*WORKING DATA*:
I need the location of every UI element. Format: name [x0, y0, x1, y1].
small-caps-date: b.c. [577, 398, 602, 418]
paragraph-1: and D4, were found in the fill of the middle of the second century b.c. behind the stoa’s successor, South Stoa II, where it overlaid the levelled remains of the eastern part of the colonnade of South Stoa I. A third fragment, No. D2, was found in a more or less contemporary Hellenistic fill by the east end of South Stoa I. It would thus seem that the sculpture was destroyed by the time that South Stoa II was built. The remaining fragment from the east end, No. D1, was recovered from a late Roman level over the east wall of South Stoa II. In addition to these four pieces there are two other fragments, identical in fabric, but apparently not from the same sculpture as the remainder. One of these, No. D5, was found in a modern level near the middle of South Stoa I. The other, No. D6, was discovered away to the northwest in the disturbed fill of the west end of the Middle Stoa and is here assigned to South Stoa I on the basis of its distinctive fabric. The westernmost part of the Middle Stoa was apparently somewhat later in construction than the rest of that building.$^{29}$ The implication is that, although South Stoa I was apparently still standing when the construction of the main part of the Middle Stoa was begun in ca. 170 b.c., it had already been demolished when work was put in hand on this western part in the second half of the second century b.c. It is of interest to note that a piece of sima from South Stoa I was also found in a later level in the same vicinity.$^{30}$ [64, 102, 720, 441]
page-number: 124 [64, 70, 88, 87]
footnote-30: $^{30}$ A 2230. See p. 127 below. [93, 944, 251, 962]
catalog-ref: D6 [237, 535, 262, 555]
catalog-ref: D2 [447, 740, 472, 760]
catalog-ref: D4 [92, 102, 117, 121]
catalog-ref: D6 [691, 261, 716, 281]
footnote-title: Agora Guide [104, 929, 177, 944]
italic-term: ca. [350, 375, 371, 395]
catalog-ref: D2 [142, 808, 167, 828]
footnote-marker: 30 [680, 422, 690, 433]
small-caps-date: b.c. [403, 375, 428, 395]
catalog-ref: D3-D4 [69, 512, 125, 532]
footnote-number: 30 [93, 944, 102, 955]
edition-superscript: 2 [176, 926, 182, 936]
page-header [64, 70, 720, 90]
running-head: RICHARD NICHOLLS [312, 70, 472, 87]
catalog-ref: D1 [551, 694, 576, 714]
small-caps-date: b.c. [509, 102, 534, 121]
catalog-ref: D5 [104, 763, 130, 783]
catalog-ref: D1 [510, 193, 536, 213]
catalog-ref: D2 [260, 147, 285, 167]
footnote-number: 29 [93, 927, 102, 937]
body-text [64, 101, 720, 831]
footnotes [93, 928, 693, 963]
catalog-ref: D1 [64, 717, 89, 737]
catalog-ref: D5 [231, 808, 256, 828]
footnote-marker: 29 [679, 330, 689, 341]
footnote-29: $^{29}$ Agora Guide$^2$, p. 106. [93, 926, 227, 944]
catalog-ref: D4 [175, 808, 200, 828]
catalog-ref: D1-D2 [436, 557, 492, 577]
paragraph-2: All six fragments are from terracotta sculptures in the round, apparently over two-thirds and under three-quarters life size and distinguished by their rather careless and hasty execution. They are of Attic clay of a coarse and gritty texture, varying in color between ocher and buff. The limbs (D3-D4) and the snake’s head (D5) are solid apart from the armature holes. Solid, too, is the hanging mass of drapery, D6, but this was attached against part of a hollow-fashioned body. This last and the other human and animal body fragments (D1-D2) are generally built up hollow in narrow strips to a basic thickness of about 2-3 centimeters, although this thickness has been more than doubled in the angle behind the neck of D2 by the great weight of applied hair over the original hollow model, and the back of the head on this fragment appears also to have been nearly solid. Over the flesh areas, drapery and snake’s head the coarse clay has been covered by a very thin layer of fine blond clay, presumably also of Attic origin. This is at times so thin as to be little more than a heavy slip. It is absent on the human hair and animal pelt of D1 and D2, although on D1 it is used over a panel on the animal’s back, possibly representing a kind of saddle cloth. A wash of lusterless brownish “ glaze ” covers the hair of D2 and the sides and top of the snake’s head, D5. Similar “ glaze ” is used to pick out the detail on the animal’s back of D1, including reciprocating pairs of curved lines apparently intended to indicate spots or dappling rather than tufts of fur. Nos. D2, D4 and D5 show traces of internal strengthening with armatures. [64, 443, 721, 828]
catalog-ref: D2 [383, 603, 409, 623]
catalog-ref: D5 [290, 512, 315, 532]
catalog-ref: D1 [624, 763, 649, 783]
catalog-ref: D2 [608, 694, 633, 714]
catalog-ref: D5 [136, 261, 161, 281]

*WHAT THE EXERCISE ASKS*: Rewrite the listing above, replacing every "catalog-ref" with "figure-ref" and keeping everything else the same.

*THE RESULT*:
I need the location of every UI element. Format: name [x0, y0, x1, y1].
small-caps-date: b.c. [577, 398, 602, 418]
paragraph-1: and D4, were found in the fill of the middle of the second century b.c. behind the stoa’s successor, South Stoa II, where it overlaid the levelled remains of the eastern part of the colonnade of South Stoa I. A third fragment, No. D2, was found in a more or less contemporary Hellenistic fill by the east end of South Stoa I. It would thus seem that the sculpture was destroyed by the time that South Stoa II was built. The remaining fragment from the east end, No. D1, was recovered from a late Roman level over the east wall of South Stoa II. In addition to these four pieces there are two other fragments, identical in fabric, but apparently not from the same sculpture as the remainder. One of these, No. D5, was found in a modern level near the middle of South Stoa I. The other, No. D6, was discovered away to the northwest in the disturbed fill of the west end of the Middle Stoa and is here assigned to South Stoa I on the basis of its distinctive fabric. The westernmost part of the Middle Stoa was apparently somewhat later in construction than the rest of that building.$^{29}$ The implication is that, although South Stoa I was apparently still standing when the construction of the main part of the Middle Stoa was begun in ca. 170 b.c., it had already been demolished when work was put in hand on this western part in the second half of the second century b.c. It is of interest to note that a piece of sima from South Stoa I was also found in a later level in the same vicinity.$^{30}$ [64, 102, 720, 441]
page-number: 124 [64, 70, 88, 87]
footnote-30: $^{30}$ A 2230. See p. 127 below. [93, 944, 251, 962]
figure-ref: D6 [237, 535, 262, 555]
figure-ref: D2 [447, 740, 472, 760]
figure-ref: D4 [92, 102, 117, 121]
figure-ref: D6 [691, 261, 716, 281]
footnote-title: Agora Guide [104, 929, 177, 944]
italic-term: ca. [350, 375, 371, 395]
figure-ref: D2 [142, 808, 167, 828]
footnote-marker: 30 [680, 422, 690, 433]
small-caps-date: b.c. [403, 375, 428, 395]
figure-ref: D3-D4 [69, 512, 125, 532]
footnote-number: 30 [93, 944, 102, 955]
edition-superscript: 2 [176, 926, 182, 936]
page-header [64, 70, 720, 90]
running-head: RICHARD NICHOLLS [312, 70, 472, 87]
figure-ref: D1 [551, 694, 576, 714]
small-caps-date: b.c. [509, 102, 534, 121]
figure-ref: D5 [104, 763, 130, 783]
figure-ref: D1 [510, 193, 536, 213]
figure-ref: D2 [260, 147, 285, 167]
footnote-number: 29 [93, 927, 102, 937]
body-text [64, 101, 720, 831]
footnotes [93, 928, 693, 963]
figure-ref: D1 [64, 717, 89, 737]
figure-ref: D5 [231, 808, 256, 828]
footnote-marker: 29 [679, 330, 689, 341]
footnote-29: $^{29}$ Agora Guide$^2$, p. 106. [93, 926, 227, 944]
figure-ref: D4 [175, 808, 200, 828]
figure-ref: D1-D2 [436, 557, 492, 577]
paragraph-2: All six fragments are from terracotta sculptures in the round, apparently over two-thirds and under three-quarters life size and distinguished by their rather careless and hasty execution. They are of Attic clay of a coarse and gritty texture, varying in color between ocher and buff. The limbs (D3-D4) and the snake’s head (D5) are solid apart from the armature holes. Solid, too, is the hanging mass of drapery, D6, but this was attached against part of a hollow-fashioned body. This last and the other human and animal body fragments (D1-D2) are generally built up hollow in narrow strips to a basic thickness of about 2-3 centimeters, although this thickness has been more than doubled in the angle behind the neck of D2 by the great weight of applied hair over the original hollow model, and the back of the head on this fragment appears also to have been nearly solid. Over the flesh areas, drapery and snake’s head the coarse clay has been covered by a very thin layer of fine blond clay, presumably also of Attic origin. This is at times so thin as to be little more than a heavy slip. It is absent on the human hair and animal pelt of D1 and D2, although on D1 it is used over a panel on the animal’s back, possibly representing a kind of saddle cloth. A wash of lusterless brownish “ glaze ” covers the hair of D2 and the sides and top of the snake’s head, D5. Similar “ glaze ” is used to pick out the detail on the animal’s back of D1, including reciprocating pairs of curved lines apparently intended to indicate spots or dappling rather than tufts of fur. Nos. D2, D4 and D5 show traces of internal strengthening with armatures. [64, 443, 721, 828]
figure-ref: D2 [383, 603, 409, 623]
figure-ref: D5 [290, 512, 315, 532]
figure-ref: D1 [624, 763, 649, 783]
figure-ref: D2 [608, 694, 633, 714]
figure-ref: D5 [136, 261, 161, 281]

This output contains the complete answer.